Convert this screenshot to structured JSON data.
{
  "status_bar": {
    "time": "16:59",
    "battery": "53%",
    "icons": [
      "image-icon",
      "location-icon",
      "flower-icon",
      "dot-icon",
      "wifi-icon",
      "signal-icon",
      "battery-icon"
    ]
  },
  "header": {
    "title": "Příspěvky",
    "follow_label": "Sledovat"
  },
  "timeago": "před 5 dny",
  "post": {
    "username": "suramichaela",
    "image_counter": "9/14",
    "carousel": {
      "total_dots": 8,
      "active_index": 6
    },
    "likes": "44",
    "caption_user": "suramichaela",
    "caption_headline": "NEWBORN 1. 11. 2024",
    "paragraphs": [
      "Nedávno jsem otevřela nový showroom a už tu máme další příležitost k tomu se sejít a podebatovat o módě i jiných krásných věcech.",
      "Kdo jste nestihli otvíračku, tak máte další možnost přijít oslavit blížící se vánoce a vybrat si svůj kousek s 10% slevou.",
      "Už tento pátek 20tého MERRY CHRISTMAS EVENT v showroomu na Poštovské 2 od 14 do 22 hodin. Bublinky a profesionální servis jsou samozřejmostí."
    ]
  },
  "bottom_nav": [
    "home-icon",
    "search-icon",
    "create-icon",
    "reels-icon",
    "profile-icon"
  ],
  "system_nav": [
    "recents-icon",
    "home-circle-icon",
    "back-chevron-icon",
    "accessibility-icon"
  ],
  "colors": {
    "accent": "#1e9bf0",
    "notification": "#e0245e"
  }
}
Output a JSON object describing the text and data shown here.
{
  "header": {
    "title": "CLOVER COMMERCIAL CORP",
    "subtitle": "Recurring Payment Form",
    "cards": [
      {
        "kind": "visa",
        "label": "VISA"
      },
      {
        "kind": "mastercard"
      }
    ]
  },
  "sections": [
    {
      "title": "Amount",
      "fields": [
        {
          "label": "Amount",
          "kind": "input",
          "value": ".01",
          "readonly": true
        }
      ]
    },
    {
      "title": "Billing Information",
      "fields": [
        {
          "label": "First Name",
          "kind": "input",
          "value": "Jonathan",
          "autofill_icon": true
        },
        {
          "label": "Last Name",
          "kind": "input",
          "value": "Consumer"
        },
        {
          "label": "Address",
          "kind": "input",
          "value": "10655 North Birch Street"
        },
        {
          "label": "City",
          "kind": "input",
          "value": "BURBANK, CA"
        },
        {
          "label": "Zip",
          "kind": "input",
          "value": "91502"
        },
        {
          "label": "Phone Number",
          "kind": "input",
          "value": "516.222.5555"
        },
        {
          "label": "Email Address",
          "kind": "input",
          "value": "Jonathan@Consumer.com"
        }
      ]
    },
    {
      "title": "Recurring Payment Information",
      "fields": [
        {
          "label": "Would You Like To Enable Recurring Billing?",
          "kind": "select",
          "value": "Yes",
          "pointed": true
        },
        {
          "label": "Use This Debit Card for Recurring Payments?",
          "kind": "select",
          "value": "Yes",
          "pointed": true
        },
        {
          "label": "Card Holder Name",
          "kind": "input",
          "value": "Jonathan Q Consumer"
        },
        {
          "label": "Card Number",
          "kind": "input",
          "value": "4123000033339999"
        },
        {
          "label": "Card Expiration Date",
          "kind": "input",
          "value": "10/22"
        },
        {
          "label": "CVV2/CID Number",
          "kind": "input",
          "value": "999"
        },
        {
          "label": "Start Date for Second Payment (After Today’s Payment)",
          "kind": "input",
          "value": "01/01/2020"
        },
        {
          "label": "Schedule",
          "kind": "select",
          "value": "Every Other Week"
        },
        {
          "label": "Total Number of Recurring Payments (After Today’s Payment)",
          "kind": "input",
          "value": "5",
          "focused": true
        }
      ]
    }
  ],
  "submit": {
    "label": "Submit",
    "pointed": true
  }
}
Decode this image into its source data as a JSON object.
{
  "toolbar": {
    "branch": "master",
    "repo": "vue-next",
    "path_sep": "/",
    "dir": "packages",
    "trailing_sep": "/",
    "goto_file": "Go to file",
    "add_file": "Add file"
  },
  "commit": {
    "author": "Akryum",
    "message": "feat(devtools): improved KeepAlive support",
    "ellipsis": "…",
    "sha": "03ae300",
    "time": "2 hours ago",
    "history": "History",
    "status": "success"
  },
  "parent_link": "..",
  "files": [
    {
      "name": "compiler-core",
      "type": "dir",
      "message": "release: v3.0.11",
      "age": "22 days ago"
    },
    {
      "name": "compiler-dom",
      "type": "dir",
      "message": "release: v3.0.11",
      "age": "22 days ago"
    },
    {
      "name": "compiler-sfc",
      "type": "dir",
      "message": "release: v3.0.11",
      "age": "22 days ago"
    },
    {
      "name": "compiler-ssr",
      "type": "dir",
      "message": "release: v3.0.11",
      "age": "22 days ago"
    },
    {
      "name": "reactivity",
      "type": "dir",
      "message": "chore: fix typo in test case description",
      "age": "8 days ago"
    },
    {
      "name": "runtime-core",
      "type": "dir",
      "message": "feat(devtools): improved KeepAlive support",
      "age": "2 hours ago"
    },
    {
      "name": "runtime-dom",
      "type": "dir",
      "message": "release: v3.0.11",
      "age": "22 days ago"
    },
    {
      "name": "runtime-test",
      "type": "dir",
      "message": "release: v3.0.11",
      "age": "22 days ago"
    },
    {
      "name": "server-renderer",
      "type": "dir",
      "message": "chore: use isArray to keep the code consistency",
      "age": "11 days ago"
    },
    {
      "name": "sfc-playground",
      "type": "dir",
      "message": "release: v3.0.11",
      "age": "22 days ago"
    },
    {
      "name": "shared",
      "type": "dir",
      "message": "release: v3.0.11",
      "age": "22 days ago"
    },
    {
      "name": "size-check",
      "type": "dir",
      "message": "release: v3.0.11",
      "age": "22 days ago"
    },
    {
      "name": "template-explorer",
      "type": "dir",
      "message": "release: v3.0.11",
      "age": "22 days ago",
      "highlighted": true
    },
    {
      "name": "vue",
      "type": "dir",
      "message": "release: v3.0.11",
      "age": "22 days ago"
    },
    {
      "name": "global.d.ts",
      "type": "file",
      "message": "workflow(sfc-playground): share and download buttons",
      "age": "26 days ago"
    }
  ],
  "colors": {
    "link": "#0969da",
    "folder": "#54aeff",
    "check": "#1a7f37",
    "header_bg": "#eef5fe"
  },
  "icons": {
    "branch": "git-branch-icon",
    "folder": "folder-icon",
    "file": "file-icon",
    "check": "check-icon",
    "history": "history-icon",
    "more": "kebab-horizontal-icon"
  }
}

──────

Quote all the records exactly, please, leaving none out.

## FULL ANSWER
Convert this screenshot to structured JSON data.
{
  "status_bar": {
    "time": "16:59",
    "battery": "53%",
    "icons": [
      "image-icon",
      "location-icon",
      "flower-icon",
      "dot-icon",
      "wifi-icon",
      "signal-icon",
      "battery-icon"
    ]
  },
  "header": {
    "title": "Příspěvky",
    "follow_label": "Sledovat"
  },
  "timeago": "před 5 dny",
  "post": {
    "username": "suramichaela",
    "image_counter": "9/14",
    "carousel": {
      "total_dots": 8,
      "active_index": 6
    },
    "likes": "44",
    "caption_user": "suramichaela",
    "caption_headline": "NEWBORN 1. 11. 2024",
    "paragraphs": [
      "Nedávno jsem otevřela nový showroom a už tu máme další příležitost k tomu se sejít a podebatovat o módě i jiných krásných věcech.",
      "Kdo jste nestihli otvíračku, tak máte další možnost přijít oslavit blížící se vánoce a vybrat si svůj kousek s 10% slevou.",
      "Už tento pátek 20tého MERRY CHRISTMAS EVENT v showroomu na Poštovské 2 od 14 do 22 hodin. Bublinky a profesionální servis jsou samozřejmostí."
    ]
  },
  "bottom_nav": [
    "home-icon",
    "search-icon",
    "create-icon",
    "reels-icon",
    "profile-icon"
  ],
  "system_nav": [
    "recents-icon",
    "home-circle-icon",
    "back-chevron-icon",
    "accessibility-icon"
  ],
  "colors": {
    "accent": "#1e9bf0",
    "notification": "#e0245e"
  }
}
Output a JSON object describing the text and data shown here.
{
  "header": {
    "title": "CLOVER COMMERCIAL CORP",
    "subtitle": "Recurring Payment Form",
    "cards": [
      {
        "kind": "visa",
        "label": "VISA"
      },
      {
        "kind": "mastercard"
      }
    ]
  },
  "sections": [
    {
      "title": "Amount",
      "fields": [
        {
          "label": "Amount",
          "kind": "input",
          "value": ".01",
          "readonly": true
        }
      ]
    },
    {
      "title": "Billing Information",
      "fields": [
        {
          "label": "First Name",
          "kind": "input",
          "value": "Jonathan",
          "autofill_icon": true
        },
        {
          "label": "Last Name",
          "kind": "input",
          "value": "Consumer"
        },
        {
          "label": "Address",
          "kind": "input",
          "value": "10655 North Birch Street"
        },
        {
          "label": "City",
          "kind": "input",
          "value": "BURBANK, CA"
        },
        {
          "label": "Zip",
          "kind": "input",
          "value": "91502"
        },
        {
          "label": "Phone Number",
          "kind": "input",
          "value": "516.222.5555"
        },
        {
          "label": "Email Address",
          "kind": "input",
          "value": "Jonathan@Consumer.com"
        }
      ]
    },
    {
      "title": "Recurring Payment Information",
      "fields": [
        {
          "label": "Would You Like To Enable Recurring Billing?",
          "kind": "select",
          "value": "Yes",
          "pointed": true
        },
        {
          "label": "Use This Debit Card for Recurring Payments?",
          "kind": "select",
          "value": "Yes",
          "pointed": true
        },
        {
          "label": "Card Holder Name",
          "kind": "input",
          "value": "Jonathan Q Consumer"
        },
        {
          "label": "Card Number",
          "kind": "input",
          "value": "4123000033339999"
        },
        {
          "label": "Card Expiration Date",
          "kind": "input",
          "value": "10/22"
        },
        {
          "label": "CVV2/CID Number",
          "kind": "input",
          "value": "999"
        },
        {
          "label": "Start Date for Second Payment (After Today’s Payment)",
          "kind": "input",
          "value": "01/01/2020"
        },
        {
          "label": "Schedule",
          "kind": "select",
          "value": "Every Other Week"
        },
        {
          "label": "Total Number of Recurring Payments (After Today’s Payment)",
          "kind": "input",
          "value": "5",
          "focused": true
        }
      ]
    }
  ],
  "submit": {
    "label": "Submit",
    "pointed": true
  }
}
Decode this image into its source data as a JSON object.
{
  "toolbar": {
    "branch": "master",
    "repo": "vue-next",
    "path_sep": "/",
    "dir": "packages",
    "trailing_sep": "/",
    "goto_file": "Go to file",
    "add_file": "Add file"
  },
  "commit": {
    "author": "Akryum",
    "message": "feat(devtools): improved KeepAlive support",
    "ellipsis": "…",
    "sha": "03ae300",
    "time": "2 hours ago",
    "history": "History",
    "status": "success"
  },
  "parent_link": "..",
  "files": [
    {
      "name": "compiler-core",
      "type": "dir",
      "message": "release: v3.0.11",
      "age": "22 days ago"
    },
    {
      "name": "compiler-dom",
      "type": "dir",
      "message": "release: v3.0.11",
      "age": "22 days ago"
    },
    {
      "name": "compiler-sfc",
      "type": "dir",
      "message": "release: v3.0.11",
      "age": "22 days ago"
    },
    {
      "name": "compiler-ssr",
      "type": "dir",
      "message": "release: v3.0.11",
      "age": "22 days ago"
    },
    {
      "name": "reactivity",
      "type": "dir",
      "message": "chore: fix typo in test case description",
      "age": "8 days ago"
    },
    {
      "name": "runtime-core",
      "type": "dir",
      "message": "feat(devtools): improved KeepAlive support",
      "age": "2 hours ago"
    },
    {
      "name": "runtime-dom",
      "type": "dir",
      "message": "release: v3.0.11",
      "age": "22 days ago"
    },
    {
      "name": "runtime-test",
      "type": "dir",
      "message": "release: v3.0.11",
      "age": "22 days ago"
    },
    {
      "name": "server-renderer",
      "type": "dir",
      "message": "chore: use isArray to keep the code consistency",
      "age": "11 days ago"
    },
    {
      "name": "sfc-playground",
      "type": "dir",
      "message": "release: v3.0.11",
      "age": "22 days ago"
    },
    {
      "name": "shared",
      "type": "dir",
      "message": "release: v3.0.11",
      "age": "22 days ago"
    },
    {
      "name": "size-check",
      "type": "dir",
      "message": "release: v3.0.11",
      "age": "22 days ago"
    },
    {
      "name": "template-explorer",
      "type": "dir",
      "message": "release: v3.0.11",
      "age": "22 days ago",
      "highlighted": true
    },
    {
      "name": "vue",
      "type": "dir",
      "message": "release: v3.0.11",
      "age": "22 days ago"
    },
    {
      "name": "global.d.ts",
      "type": "file",
      "message": "workflow(sfc-playground): share and download buttons",
      "age": "26 days ago"
    }
  ],
  "colors": {
    "link": "#0969da",
    "folder": "#54aeff",
    "check": "#1a7f37",
    "header_bg": "#eef5fe"
  },
  "icons": {
    "branch": "git-branch-icon",
    "folder": "folder-icon",
    "file": "file-icon",
    "check": "check-icon",
    "history": "history-icon",
    "more": "kebab-horizontal-icon"
  }
}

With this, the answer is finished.